Check every line below for the word "进行公示" and copy the ones that have it.

>> start INPUT

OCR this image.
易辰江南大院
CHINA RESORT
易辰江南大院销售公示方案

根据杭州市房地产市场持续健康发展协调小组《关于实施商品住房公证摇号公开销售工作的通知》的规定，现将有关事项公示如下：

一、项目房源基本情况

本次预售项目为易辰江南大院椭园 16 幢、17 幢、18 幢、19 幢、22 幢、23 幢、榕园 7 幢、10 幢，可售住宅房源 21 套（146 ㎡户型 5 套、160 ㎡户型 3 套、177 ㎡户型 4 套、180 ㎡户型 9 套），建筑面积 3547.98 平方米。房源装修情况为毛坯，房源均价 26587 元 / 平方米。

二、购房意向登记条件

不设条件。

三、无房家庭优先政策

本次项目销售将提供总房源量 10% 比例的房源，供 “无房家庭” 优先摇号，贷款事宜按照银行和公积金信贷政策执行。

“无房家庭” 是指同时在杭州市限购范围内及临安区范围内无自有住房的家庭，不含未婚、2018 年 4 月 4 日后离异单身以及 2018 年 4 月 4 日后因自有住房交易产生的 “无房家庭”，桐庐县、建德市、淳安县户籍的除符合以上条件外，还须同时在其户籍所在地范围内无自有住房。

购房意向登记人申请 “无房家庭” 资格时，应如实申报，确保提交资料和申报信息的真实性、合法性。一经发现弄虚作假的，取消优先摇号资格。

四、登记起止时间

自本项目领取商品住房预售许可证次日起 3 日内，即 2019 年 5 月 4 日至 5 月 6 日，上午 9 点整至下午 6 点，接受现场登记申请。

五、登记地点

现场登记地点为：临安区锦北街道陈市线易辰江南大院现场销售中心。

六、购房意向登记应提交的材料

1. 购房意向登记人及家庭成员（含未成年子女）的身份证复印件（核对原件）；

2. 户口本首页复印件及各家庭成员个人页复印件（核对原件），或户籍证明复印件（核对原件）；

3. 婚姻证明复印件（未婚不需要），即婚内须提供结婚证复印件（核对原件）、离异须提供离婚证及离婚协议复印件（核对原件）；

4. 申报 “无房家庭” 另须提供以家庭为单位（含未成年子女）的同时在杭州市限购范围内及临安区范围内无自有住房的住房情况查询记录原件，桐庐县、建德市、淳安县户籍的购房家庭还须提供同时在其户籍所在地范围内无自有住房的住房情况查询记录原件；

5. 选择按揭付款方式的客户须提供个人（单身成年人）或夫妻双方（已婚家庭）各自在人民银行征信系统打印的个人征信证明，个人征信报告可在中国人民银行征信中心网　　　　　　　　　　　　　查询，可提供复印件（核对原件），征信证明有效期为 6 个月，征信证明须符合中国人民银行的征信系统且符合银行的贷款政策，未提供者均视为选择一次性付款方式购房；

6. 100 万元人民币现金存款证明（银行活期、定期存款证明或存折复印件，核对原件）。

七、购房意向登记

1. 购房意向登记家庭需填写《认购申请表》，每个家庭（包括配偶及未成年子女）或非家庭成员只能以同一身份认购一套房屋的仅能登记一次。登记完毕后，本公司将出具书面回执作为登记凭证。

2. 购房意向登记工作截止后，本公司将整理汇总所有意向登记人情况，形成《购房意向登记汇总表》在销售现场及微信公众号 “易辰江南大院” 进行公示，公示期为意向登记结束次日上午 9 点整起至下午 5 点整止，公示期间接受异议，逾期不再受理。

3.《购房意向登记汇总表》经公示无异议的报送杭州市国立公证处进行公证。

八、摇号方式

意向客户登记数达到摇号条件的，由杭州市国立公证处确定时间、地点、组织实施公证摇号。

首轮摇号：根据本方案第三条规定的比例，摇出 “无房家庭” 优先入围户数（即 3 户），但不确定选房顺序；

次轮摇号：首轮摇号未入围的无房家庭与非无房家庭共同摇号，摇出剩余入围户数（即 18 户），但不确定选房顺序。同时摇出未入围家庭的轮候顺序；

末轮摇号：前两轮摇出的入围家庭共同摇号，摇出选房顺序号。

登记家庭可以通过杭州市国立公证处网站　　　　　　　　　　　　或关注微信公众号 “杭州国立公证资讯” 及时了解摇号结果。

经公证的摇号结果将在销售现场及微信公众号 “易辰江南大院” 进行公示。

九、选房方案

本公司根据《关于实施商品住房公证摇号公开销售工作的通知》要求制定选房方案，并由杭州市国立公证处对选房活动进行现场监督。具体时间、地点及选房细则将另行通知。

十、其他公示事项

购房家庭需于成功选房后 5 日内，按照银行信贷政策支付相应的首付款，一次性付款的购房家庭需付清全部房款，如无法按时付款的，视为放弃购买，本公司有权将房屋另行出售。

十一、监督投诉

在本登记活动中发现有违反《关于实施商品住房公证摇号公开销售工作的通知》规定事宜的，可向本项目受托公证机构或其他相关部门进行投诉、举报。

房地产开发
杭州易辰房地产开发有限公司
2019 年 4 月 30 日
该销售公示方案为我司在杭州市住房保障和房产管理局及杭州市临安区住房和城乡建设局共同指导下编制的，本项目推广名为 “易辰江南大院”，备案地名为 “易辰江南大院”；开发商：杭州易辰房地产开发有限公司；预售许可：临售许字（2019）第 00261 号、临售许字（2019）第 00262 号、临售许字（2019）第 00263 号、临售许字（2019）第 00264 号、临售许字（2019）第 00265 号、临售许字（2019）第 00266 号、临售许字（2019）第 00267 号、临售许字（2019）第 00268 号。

>> end INPUT
>> start INPUT

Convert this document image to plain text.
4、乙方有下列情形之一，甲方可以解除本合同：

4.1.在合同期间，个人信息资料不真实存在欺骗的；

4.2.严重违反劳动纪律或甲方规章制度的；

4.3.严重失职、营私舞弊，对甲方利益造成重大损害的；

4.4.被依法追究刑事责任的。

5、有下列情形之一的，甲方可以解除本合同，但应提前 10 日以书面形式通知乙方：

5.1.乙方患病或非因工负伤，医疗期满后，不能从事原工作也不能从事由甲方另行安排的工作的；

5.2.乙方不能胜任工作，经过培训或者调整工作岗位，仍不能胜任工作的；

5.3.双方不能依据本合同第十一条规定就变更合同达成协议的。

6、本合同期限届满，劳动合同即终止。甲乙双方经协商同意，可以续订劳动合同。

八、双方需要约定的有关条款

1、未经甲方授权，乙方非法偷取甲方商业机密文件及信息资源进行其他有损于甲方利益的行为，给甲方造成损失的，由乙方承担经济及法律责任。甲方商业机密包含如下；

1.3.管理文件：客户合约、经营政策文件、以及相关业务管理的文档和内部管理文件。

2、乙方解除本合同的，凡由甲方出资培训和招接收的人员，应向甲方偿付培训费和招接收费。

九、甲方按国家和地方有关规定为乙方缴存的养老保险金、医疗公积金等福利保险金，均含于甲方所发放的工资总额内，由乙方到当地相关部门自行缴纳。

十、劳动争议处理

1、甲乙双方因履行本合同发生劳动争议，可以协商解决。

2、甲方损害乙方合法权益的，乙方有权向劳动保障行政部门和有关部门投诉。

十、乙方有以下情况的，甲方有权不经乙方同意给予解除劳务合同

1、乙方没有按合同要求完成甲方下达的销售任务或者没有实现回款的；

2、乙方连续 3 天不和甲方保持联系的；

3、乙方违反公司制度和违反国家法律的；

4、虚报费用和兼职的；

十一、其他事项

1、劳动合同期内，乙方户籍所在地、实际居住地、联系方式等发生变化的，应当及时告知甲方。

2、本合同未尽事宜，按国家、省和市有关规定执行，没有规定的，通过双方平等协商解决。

>> end INPUT

RESPONSE TO THIS TASK ->
2. 购房意向登记工作截止后，本公司将整理汇总所有意向登记人情况，形成《购房意向登记汇总表》在销售现场及微信公众号 “易辰江南大院” 进行公示，公示期为意向登记结束次日上午 9 点整起至下午 5 点整止，公示期间接受异议，逾期不再受理。
经公证的摇号结果将在销售现场及微信公众号 “易辰江南大院” 进行公示。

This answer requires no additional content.